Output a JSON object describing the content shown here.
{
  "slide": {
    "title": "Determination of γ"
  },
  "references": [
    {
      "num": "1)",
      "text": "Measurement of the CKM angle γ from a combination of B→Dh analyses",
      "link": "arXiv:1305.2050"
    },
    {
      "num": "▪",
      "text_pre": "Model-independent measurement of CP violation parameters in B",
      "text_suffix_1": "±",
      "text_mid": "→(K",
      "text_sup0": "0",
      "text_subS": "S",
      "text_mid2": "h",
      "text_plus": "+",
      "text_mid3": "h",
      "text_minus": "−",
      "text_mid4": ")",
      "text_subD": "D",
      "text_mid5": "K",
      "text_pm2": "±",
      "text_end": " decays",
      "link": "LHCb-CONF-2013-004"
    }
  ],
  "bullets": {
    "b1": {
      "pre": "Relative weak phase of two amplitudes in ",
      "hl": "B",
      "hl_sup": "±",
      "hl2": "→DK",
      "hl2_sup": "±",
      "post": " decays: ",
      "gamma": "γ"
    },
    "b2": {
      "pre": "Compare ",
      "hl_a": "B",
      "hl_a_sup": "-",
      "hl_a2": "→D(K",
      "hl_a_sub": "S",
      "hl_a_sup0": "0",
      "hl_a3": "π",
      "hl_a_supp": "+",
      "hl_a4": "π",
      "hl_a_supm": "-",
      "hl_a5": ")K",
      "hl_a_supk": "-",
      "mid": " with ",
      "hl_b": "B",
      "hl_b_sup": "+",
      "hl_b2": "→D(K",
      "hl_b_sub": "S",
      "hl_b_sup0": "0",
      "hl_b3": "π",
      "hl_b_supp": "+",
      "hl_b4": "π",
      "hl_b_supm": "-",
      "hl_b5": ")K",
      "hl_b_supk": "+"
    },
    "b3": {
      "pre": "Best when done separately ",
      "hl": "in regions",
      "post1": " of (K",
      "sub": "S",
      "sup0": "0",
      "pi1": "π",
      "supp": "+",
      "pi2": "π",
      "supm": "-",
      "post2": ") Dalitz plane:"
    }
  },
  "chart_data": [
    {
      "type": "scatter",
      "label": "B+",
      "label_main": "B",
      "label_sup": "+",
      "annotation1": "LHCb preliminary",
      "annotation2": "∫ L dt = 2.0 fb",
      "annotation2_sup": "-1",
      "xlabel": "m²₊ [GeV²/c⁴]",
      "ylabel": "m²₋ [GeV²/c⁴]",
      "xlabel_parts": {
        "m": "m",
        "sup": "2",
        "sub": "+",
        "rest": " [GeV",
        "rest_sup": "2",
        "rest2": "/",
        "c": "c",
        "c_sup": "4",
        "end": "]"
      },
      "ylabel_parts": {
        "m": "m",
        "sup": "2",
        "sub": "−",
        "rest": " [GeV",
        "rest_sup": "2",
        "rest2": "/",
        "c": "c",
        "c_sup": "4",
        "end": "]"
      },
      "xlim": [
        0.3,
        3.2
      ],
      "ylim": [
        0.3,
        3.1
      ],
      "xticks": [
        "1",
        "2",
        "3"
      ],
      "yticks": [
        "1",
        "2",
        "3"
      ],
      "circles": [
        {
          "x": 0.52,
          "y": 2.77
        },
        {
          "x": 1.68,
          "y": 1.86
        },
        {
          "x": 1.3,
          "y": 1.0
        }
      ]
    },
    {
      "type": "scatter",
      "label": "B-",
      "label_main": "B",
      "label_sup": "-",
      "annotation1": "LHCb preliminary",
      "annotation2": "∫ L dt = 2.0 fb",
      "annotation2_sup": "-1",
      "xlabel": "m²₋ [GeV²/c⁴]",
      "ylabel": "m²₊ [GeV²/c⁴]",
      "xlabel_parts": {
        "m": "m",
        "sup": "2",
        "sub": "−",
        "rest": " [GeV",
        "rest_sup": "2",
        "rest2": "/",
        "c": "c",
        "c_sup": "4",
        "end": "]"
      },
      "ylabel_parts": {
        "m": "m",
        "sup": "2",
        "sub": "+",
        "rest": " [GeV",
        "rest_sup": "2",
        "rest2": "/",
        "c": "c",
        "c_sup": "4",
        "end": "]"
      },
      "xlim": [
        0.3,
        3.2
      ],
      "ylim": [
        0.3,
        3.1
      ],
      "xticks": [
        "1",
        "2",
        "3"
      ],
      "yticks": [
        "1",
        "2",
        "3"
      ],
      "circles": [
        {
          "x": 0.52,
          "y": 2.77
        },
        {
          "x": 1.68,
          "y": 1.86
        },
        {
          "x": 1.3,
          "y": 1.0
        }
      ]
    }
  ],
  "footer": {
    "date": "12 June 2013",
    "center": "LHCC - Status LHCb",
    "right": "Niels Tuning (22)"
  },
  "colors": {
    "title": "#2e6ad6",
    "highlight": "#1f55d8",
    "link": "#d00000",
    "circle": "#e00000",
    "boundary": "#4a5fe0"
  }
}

--

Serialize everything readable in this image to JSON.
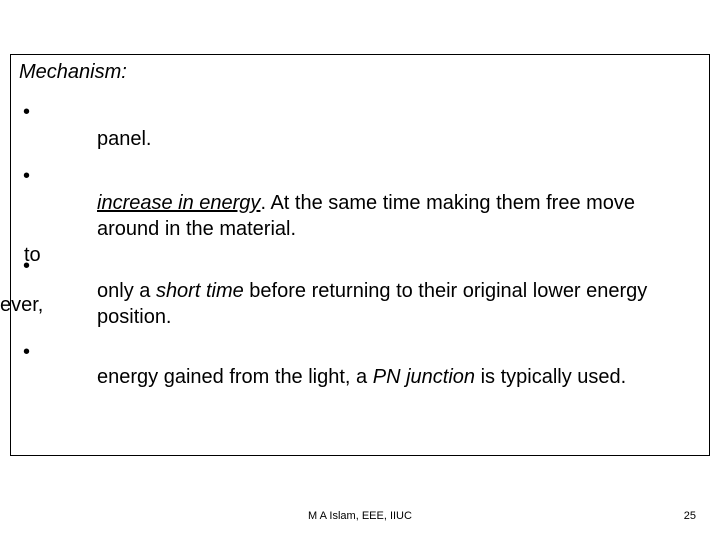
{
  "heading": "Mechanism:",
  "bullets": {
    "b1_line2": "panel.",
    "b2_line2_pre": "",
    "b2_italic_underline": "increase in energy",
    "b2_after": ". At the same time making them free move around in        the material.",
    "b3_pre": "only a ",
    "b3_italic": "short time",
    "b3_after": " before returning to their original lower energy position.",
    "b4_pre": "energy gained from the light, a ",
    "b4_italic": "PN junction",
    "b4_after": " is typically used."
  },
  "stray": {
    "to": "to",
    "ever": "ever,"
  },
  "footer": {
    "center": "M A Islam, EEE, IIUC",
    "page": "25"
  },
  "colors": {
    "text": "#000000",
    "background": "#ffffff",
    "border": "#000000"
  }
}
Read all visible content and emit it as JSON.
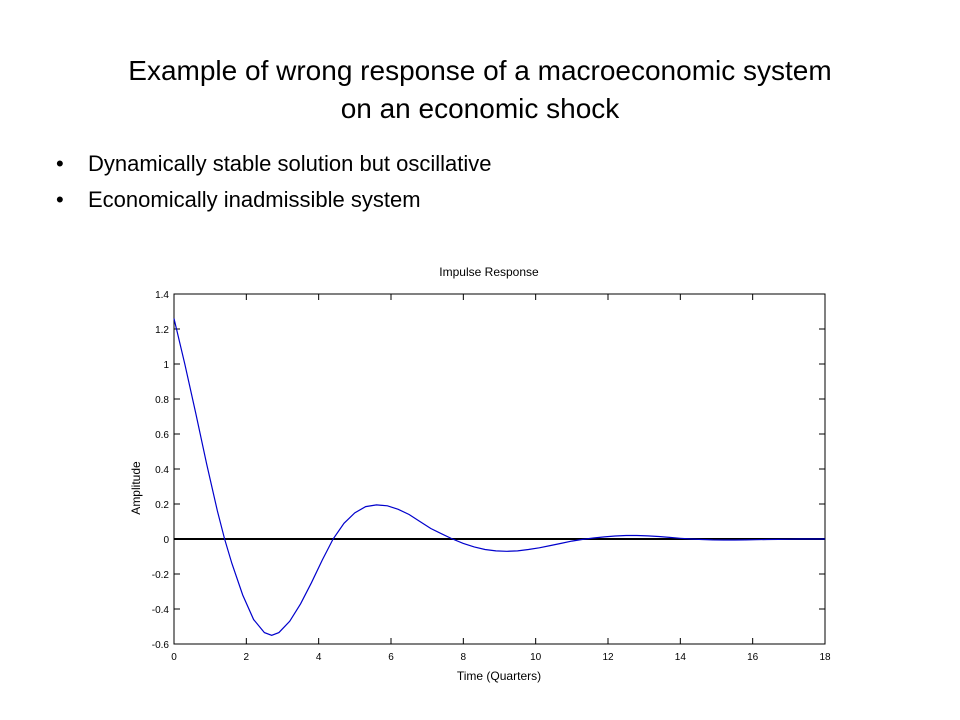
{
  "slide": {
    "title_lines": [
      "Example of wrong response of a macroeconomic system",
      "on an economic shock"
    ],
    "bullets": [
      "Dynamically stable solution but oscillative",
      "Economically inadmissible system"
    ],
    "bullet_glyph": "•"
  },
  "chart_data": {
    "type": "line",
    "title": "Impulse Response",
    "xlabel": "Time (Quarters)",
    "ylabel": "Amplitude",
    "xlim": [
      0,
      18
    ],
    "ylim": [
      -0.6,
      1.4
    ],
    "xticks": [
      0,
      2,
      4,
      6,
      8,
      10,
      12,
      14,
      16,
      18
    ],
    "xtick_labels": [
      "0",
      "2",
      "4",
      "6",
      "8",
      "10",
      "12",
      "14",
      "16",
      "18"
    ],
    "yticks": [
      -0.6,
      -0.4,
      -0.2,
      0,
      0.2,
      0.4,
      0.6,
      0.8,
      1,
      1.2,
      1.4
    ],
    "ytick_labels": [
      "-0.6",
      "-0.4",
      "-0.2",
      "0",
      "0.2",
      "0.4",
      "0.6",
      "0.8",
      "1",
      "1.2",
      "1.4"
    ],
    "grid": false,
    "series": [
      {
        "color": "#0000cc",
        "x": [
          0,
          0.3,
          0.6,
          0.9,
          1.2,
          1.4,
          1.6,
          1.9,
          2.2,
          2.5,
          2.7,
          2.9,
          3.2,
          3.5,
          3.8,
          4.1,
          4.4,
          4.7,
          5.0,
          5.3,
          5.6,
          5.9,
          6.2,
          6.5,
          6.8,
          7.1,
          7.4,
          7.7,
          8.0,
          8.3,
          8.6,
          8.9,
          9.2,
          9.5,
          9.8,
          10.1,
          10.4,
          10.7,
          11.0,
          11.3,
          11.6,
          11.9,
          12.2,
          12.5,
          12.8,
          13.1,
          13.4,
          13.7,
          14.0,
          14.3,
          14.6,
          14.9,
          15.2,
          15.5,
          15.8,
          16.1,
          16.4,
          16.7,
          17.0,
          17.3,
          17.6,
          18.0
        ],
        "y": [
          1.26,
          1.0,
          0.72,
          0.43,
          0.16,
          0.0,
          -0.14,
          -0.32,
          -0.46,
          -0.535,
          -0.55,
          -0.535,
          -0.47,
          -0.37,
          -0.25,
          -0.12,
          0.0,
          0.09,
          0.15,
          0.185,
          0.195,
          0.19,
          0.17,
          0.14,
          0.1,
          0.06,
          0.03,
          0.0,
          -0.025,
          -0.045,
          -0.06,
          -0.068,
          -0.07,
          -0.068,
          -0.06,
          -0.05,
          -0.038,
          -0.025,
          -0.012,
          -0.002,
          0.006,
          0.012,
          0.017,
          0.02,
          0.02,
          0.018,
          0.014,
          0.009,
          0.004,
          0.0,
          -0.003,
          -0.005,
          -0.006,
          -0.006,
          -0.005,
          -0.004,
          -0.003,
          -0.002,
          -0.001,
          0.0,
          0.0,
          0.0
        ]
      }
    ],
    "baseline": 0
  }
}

--

> **Problem details**:
In the data above, how many lines contain the string "link"? Answer with the number only.

> **Complete response**:
3